▶ **Listed entries**
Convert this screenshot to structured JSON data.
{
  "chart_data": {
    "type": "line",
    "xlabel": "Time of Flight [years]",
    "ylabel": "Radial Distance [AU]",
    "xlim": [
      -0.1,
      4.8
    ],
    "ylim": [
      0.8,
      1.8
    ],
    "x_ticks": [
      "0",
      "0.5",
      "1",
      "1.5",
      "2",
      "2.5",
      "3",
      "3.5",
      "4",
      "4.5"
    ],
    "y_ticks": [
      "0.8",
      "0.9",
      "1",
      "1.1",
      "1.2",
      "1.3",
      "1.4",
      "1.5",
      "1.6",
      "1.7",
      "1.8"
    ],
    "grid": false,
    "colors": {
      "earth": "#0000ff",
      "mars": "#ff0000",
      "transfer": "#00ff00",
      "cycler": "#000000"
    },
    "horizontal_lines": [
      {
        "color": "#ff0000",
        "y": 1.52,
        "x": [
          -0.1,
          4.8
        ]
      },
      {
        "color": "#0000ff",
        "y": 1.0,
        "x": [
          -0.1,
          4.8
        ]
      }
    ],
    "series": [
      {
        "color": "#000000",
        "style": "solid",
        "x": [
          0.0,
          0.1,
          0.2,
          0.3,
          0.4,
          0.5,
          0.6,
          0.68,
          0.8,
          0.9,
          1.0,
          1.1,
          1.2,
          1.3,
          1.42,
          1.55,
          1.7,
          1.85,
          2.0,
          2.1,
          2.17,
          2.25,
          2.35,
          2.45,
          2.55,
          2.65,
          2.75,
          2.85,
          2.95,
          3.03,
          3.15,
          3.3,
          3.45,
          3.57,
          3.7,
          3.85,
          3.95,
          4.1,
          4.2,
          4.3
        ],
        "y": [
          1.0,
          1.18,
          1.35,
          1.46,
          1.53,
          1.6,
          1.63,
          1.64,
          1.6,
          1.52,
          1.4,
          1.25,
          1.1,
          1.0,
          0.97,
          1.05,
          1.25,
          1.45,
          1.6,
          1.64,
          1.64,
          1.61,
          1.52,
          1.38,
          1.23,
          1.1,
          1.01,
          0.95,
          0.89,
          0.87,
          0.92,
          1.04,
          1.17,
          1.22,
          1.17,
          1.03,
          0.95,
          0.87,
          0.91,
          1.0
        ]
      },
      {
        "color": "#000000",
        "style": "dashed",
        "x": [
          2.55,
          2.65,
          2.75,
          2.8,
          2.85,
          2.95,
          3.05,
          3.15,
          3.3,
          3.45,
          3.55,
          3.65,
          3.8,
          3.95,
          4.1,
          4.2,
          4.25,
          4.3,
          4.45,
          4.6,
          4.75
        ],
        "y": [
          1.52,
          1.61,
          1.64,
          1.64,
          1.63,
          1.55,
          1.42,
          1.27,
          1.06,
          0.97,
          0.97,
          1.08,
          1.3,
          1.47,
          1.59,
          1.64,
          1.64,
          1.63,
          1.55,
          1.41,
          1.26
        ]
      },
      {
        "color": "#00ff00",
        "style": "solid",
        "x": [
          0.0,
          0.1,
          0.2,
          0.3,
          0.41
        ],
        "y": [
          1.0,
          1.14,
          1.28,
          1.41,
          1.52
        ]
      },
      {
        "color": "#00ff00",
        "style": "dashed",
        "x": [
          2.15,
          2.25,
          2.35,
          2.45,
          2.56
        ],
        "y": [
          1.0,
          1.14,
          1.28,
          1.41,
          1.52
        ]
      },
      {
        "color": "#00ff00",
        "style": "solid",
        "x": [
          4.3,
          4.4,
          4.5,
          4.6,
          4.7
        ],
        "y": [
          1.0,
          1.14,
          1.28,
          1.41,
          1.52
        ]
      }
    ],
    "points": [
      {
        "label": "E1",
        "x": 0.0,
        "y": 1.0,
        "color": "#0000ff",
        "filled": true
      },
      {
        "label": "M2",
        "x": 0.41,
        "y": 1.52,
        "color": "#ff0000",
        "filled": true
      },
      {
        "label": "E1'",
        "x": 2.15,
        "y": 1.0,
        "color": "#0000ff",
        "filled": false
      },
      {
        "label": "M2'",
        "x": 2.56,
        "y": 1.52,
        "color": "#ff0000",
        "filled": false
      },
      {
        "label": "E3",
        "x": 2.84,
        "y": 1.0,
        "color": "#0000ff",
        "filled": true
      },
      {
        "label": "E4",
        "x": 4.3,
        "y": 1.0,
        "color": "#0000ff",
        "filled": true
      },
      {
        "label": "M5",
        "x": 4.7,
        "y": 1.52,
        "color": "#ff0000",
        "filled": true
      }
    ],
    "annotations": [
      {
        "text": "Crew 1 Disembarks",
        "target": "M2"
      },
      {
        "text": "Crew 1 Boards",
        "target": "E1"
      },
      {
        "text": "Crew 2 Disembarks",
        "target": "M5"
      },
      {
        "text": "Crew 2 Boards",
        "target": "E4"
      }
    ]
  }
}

▶ **Stated exercise**
Copy out the material word for word and line for line.

▶ **Exercise answer**
Convert this screenshot to structured JSON data.
{
  "chart_data": {
    "type": "line",
    "xlabel": "Time of Flight [years]",
    "ylabel": "Radial Distance [AU]",
    "xlim": [
      -0.1,
      4.8
    ],
    "ylim": [
      0.8,
      1.8
    ],
    "x_ticks": [
      "0",
      "0.5",
      "1",
      "1.5",
      "2",
      "2.5",
      "3",
      "3.5",
      "4",
      "4.5"
    ],
    "y_ticks": [
      "0.8",
      "0.9",
      "1",
      "1.1",
      "1.2",
      "1.3",
      "1.4",
      "1.5",
      "1.6",
      "1.7",
      "1.8"
    ],
    "grid": false,
    "colors": {
      "earth": "#0000ff",
      "mars": "#ff0000",
      "transfer": "#00ff00",
      "cycler": "#000000"
    },
    "horizontal_lines": [
      {
        "color": "#ff0000",
        "y": 1.52,
        "x": [
          -0.1,
          4.8
        ]
      },
      {
        "color": "#0000ff",
        "y": 1.0,
        "x": [
          -0.1,
          4.8
        ]
      }
    ],
    "series": [
      {
        "color": "#000000",
        "style": "solid",
        "x": [
          0.0,
          0.1,
          0.2,
          0.3,
          0.4,
          0.5,
          0.6,
          0.68,
          0.8,
          0.9,
          1.0,
          1.1,
          1.2,
          1.3,
          1.42,
          1.55,
          1.7,
          1.85,
          2.0,
          2.1,
          2.17,
          2.25,
          2.35,
          2.45,
          2.55,
          2.65,
          2.75,
          2.85,
          2.95,
          3.03,
          3.15,
          3.3,
          3.45,
          3.57,
          3.7,
          3.85,
          3.95,
          4.1,
          4.2,
          4.3
        ],
        "y": [
          1.0,
          1.18,
          1.35,
          1.46,
          1.53,
          1.6,
          1.63,
          1.64,
          1.6,
          1.52,
          1.4,
          1.25,
          1.1,
          1.0,
          0.97,
          1.05,
          1.25,
          1.45,
          1.6,
          1.64,
          1.64,
          1.61,
          1.52,
          1.38,
          1.23,
          1.1,
          1.01,
          0.95,
          0.89,
          0.87,
          0.92,
          1.04,
          1.17,
          1.22,
          1.17,
          1.03,
          0.95,
          0.87,
          0.91,
          1.0
        ]
      },
      {
        "color": "#000000",
        "style": "dashed",
        "x": [
          2.55,
          2.65,
          2.75,
          2.8,
          2.85,
          2.95,
          3.05,
          3.15,
          3.3,
          3.45,
          3.55,
          3.65,
          3.8,
          3.95,
          4.1,
          4.2,
          4.25,
          4.3,
          4.45,
          4.6,
          4.75
        ],
        "y": [
          1.52,
          1.61,
          1.64,
          1.64,
          1.63,
          1.55,
          1.42,
          1.27,
          1.06,
          0.97,
          0.97,
          1.08,
          1.3,
          1.47,
          1.59,
          1.64,
          1.64,
          1.63,
          1.55,
          1.41,
          1.26
        ]
      },
      {
        "color": "#00ff00",
        "style": "solid",
        "x": [
          0.0,
          0.1,
          0.2,
          0.3,
          0.41
        ],
        "y": [
          1.0,
          1.14,
          1.28,
          1.41,
          1.52
        ]
      },
      {
        "color": "#00ff00",
        "style": "dashed",
        "x": [
          2.15,
          2.25,
          2.35,
          2.45,
          2.56
        ],
        "y": [
          1.0,
          1.14,
          1.28,
          1.41,
          1.52
        ]
      },
      {
        "color": "#00ff00",
        "style": "solid",
        "x": [
          4.3,
          4.4,
          4.5,
          4.6,
          4.7
        ],
        "y": [
          1.0,
          1.14,
          1.28,
          1.41,
          1.52
        ]
      }
    ],
    "points": [
      {
        "label": "E1",
        "x": 0.0,
        "y": 1.0,
        "color": "#0000ff",
        "filled": true
      },
      {
        "label": "M2",
        "x": 0.41,
        "y": 1.52,
        "color": "#ff0000",
        "filled": true
      },
      {
        "label": "E1'",
        "x": 2.15,
        "y": 1.0,
        "color": "#0000ff",
        "filled": false
      },
      {
        "label": "M2'",
        "x": 2.56,
        "y": 1.52,
        "color": "#ff0000",
        "filled": false
      },
      {
        "label": "E3",
        "x": 2.84,
        "y": 1.0,
        "color": "#0000ff",
        "filled": true
      },
      {
        "label": "E4",
        "x": 4.3,
        "y": 1.0,
        "color": "#0000ff",
        "filled": true
      },
      {
        "label": "M5",
        "x": 4.7,
        "y": 1.52,
        "color": "#ff0000",
        "filled": true
      }
    ],
    "annotations": [
      {
        "text": "Crew 1 Disembarks",
        "target": "M2"
      },
      {
        "text": "Crew 1 Boards",
        "target": "E1"
      },
      {
        "text": "Crew 2 Disembarks",
        "target": "M5"
      },
      {
        "text": "Crew 2 Boards",
        "target": "E4"
      }
    ]
  }
}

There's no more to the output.